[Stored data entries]
§ §
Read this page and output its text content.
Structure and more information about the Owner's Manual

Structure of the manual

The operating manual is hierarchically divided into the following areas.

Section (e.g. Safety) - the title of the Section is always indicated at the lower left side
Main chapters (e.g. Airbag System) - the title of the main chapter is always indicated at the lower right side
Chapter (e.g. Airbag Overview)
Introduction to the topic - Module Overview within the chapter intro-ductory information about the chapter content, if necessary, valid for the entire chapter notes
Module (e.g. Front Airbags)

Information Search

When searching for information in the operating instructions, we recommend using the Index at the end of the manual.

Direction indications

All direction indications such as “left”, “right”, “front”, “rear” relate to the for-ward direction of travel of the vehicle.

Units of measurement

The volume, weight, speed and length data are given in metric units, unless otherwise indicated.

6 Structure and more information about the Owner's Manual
§ §
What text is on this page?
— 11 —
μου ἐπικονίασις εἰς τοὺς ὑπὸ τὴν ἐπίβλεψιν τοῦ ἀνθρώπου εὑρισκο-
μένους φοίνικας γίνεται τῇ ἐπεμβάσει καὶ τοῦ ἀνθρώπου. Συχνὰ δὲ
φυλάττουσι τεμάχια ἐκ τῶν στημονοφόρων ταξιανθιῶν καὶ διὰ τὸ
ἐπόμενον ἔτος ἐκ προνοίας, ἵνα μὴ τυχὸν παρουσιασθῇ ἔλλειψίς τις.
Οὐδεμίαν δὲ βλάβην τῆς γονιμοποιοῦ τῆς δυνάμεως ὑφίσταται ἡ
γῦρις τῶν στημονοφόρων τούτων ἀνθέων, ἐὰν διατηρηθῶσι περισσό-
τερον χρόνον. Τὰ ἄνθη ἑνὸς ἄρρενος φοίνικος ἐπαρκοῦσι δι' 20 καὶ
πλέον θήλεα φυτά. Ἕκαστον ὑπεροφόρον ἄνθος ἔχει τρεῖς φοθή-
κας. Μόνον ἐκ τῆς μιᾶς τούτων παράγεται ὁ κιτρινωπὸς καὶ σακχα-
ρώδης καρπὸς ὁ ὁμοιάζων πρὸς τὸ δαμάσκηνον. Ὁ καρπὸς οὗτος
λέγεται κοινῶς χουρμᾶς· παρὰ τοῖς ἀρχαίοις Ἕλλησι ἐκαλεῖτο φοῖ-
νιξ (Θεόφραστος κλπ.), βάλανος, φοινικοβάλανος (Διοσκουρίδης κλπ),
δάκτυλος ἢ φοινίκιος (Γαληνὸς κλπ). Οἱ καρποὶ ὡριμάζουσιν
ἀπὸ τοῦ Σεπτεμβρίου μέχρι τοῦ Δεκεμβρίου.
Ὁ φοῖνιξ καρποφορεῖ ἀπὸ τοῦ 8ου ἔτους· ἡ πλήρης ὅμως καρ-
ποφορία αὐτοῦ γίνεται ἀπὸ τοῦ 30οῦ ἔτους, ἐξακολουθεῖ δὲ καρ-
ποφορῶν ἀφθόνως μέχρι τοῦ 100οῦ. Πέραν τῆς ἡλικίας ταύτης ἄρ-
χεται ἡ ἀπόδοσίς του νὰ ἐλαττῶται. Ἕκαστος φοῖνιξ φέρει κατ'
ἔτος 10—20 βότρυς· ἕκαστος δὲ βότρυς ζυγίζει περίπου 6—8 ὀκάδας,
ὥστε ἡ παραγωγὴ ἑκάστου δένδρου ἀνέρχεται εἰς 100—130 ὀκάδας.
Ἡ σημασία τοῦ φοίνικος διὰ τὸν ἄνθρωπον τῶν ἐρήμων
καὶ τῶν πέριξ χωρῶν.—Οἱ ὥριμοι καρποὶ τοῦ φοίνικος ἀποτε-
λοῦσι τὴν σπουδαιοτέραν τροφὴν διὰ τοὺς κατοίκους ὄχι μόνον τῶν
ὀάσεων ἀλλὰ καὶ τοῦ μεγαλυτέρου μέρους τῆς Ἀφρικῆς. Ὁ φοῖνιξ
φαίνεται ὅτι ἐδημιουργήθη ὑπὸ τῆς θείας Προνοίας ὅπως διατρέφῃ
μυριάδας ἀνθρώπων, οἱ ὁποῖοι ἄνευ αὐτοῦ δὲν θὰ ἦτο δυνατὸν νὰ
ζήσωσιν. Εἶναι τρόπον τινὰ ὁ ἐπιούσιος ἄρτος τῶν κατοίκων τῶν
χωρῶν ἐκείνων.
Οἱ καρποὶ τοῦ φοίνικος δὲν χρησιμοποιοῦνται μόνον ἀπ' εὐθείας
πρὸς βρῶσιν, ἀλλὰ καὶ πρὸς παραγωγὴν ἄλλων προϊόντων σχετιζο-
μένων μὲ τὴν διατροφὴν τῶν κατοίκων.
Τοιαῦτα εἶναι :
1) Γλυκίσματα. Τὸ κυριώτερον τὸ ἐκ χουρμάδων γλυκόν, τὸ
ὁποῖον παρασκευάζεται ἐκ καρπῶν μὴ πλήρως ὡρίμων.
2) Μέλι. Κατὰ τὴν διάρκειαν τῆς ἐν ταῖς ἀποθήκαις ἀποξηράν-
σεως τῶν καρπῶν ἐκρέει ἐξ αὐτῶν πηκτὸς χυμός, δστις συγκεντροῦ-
§ §
Check every line for "πρὸς" and show the ones that have it.

* COMPLETE ANSWER:
ρώδης καρπὸς ὁ ὁμοιάζων πρὸς τὸ δαμάσκηνον. Ὁ καρπὸς οὗτος
πρὸς βρῶσιν, ἀλλὰ καὶ πρὸς παραγωγὴν ἄλλων προϊόντων σχετιζο-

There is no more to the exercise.